Saved entries:
--- begin ---
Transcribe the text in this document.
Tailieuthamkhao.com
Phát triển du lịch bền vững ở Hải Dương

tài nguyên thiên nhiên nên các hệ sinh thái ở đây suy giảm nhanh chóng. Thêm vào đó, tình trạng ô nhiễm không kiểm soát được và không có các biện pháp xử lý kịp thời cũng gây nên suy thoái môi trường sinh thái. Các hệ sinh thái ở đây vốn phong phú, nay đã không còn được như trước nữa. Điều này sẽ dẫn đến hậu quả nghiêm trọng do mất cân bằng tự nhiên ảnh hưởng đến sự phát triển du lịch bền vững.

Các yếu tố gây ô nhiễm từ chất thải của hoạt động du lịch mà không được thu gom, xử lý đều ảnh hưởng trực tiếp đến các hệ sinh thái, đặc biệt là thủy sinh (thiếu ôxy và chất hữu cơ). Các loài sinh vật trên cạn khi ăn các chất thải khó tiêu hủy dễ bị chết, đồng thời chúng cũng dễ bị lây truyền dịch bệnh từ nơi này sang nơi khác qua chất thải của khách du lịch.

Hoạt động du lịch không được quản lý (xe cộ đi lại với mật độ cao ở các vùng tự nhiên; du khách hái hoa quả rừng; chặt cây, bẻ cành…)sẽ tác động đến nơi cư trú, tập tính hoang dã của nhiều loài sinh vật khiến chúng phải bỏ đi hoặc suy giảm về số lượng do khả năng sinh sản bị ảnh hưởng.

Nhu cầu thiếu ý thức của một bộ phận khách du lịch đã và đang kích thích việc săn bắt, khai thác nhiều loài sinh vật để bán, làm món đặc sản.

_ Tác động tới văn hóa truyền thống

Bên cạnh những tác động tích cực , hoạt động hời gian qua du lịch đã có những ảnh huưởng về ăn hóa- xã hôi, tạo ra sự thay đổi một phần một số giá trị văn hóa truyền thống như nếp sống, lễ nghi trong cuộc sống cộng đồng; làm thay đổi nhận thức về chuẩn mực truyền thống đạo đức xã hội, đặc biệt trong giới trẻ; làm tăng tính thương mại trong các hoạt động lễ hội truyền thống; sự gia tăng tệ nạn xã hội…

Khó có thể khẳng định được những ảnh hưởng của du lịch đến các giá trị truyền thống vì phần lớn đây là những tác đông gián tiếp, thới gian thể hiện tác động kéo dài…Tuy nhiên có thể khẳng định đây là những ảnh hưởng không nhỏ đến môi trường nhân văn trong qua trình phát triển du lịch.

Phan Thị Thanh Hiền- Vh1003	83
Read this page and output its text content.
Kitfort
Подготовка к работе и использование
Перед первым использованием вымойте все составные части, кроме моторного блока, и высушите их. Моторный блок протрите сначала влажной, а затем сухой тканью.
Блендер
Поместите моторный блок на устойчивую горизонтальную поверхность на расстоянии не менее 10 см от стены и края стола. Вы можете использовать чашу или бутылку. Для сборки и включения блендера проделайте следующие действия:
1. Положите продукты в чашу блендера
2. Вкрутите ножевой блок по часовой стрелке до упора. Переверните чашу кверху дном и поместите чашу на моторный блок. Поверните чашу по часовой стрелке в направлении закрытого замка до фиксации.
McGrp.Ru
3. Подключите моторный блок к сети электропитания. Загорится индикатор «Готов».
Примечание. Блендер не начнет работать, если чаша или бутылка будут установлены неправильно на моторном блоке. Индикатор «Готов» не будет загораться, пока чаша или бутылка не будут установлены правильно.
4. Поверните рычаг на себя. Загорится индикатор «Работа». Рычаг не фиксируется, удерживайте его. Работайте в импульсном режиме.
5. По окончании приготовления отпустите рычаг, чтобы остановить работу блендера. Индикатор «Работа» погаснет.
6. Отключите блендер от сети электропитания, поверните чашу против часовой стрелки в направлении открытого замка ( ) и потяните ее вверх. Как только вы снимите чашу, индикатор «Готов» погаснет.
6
--- end ---
### GOAL OF THE EXERCISE
Above are the records; retype them all without a single difference.

### ANSWER TO THE PROBLEM
Transcribe the text in this document.
Tailieuthamkhao.com
Phát triển du lịch bền vững ở Hải Dương

tài nguyên thiên nhiên nên các hệ sinh thái ở đây suy giảm nhanh chóng. Thêm vào đó, tình trạng ô nhiễm không kiểm soát được và không có các biện pháp xử lý kịp thời cũng gây nên suy thoái môi trường sinh thái. Các hệ sinh thái ở đây vốn phong phú, nay đã không còn được như trước nữa. Điều này sẽ dẫn đến hậu quả nghiêm trọng do mất cân bằng tự nhiên ảnh hưởng đến sự phát triển du lịch bền vững.

Các yếu tố gây ô nhiễm từ chất thải của hoạt động du lịch mà không được thu gom, xử lý đều ảnh hưởng trực tiếp đến các hệ sinh thái, đặc biệt là thủy sinh (thiếu ôxy và chất hữu cơ). Các loài sinh vật trên cạn khi ăn các chất thải khó tiêu hủy dễ bị chết, đồng thời chúng cũng dễ bị lây truyền dịch bệnh từ nơi này sang nơi khác qua chất thải của khách du lịch.

Hoạt động du lịch không được quản lý (xe cộ đi lại với mật độ cao ở các vùng tự nhiên; du khách hái hoa quả rừng; chặt cây, bẻ cành…)sẽ tác động đến nơi cư trú, tập tính hoang dã của nhiều loài sinh vật khiến chúng phải bỏ đi hoặc suy giảm về số lượng do khả năng sinh sản bị ảnh hưởng.

Nhu cầu thiếu ý thức của một bộ phận khách du lịch đã và đang kích thích việc săn bắt, khai thác nhiều loài sinh vật để bán, làm món đặc sản.

_ Tác động tới văn hóa truyền thống

Bên cạnh những tác động tích cực , hoạt động hời gian qua du lịch đã có những ảnh huưởng về ăn hóa- xã hôi, tạo ra sự thay đổi một phần một số giá trị văn hóa truyền thống như nếp sống, lễ nghi trong cuộc sống cộng đồng; làm thay đổi nhận thức về chuẩn mực truyền thống đạo đức xã hội, đặc biệt trong giới trẻ; làm tăng tính thương mại trong các hoạt động lễ hội truyền thống; sự gia tăng tệ nạn xã hội…

Khó có thể khẳng định được những ảnh hưởng của du lịch đến các giá trị truyền thống vì phần lớn đây là những tác đông gián tiếp, thới gian thể hiện tác động kéo dài…Tuy nhiên có thể khẳng định đây là những ảnh hưởng không nhỏ đến môi trường nhân văn trong qua trình phát triển du lịch.

Phan Thị Thanh Hiền- Vh1003	83
Read this page and output its text content.
Kitfort
Подготовка к работе и использование
Перед первым использованием вымойте все составные части, кроме моторного блока, и высушите их. Моторный блок протрите сначала влажной, а затем сухой тканью.
Блендер
Поместите моторный блок на устойчивую горизонтальную поверхность на расстоянии не менее 10 см от стены и края стола. Вы можете использовать чашу или бутылку. Для сборки и включения блендера проделайте следующие действия:
1. Положите продукты в чашу блендера
2. Вкрутите ножевой блок по часовой стрелке до упора. Переверните чашу кверху дном и поместите чашу на моторный блок. Поверните чашу по часовой стрелке в направлении закрытого замка до фиксации.
McGrp.Ru
3. Подключите моторный блок к сети электропитания. Загорится индикатор «Готов».
Примечание. Блендер не начнет работать, если чаша или бутылка будут установлены неправильно на моторном блоке. Индикатор «Готов» не будет загораться, пока чаша или бутылка не будут установлены правильно.
4. Поверните рычаг на себя. Загорится индикатор «Работа». Рычаг не фиксируется, удерживайте его. Работайте в импульсном режиме.
5. По окончании приготовления отпустите рычаг, чтобы остановить работу блендера. Индикатор «Работа» погаснет.
6. Отключите блендер от сети электропитания, поверните чашу против часовой стрелки в направлении открытого замка ( ) и потяните ее вверх. Как только вы снимите чашу, индикатор «Готов» погаснет.
6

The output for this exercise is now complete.